Begin Items

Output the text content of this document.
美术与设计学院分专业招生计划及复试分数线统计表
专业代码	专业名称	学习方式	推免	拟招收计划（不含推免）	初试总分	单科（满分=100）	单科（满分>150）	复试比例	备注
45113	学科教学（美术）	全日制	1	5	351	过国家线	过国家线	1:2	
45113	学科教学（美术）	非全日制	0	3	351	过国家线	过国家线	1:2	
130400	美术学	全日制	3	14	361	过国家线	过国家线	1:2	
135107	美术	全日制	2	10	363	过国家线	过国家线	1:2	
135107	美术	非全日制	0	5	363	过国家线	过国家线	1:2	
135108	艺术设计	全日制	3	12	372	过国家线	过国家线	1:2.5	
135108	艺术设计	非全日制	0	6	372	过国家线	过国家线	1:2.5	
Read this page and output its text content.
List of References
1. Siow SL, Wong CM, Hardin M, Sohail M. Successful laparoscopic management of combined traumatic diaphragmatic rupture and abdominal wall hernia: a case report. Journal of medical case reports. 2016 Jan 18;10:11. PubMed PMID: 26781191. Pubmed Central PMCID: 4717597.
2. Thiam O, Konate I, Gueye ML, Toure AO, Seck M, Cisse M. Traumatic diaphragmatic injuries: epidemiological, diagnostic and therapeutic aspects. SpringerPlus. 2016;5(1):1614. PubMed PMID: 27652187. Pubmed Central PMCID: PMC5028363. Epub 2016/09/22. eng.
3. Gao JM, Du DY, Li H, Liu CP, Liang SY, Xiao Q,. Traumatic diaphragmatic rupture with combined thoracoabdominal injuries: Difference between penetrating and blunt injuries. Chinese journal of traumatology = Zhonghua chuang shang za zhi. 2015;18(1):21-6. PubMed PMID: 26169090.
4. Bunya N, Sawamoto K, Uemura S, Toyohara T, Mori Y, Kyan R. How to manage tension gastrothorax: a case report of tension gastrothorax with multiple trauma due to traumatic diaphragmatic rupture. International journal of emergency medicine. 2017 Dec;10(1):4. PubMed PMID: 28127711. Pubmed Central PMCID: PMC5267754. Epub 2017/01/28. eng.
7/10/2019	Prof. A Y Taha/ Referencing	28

End Items

Task directions:
From the entries above, copy every line where the word "学科教学" shows up.

Output below:
45113	学科教学（美术）	全日制	1	5	351	过国家线	过国家线	1:2	
45113	学科教学（美术）	非全日制	0	3	351	过国家线	过国家线	1:2	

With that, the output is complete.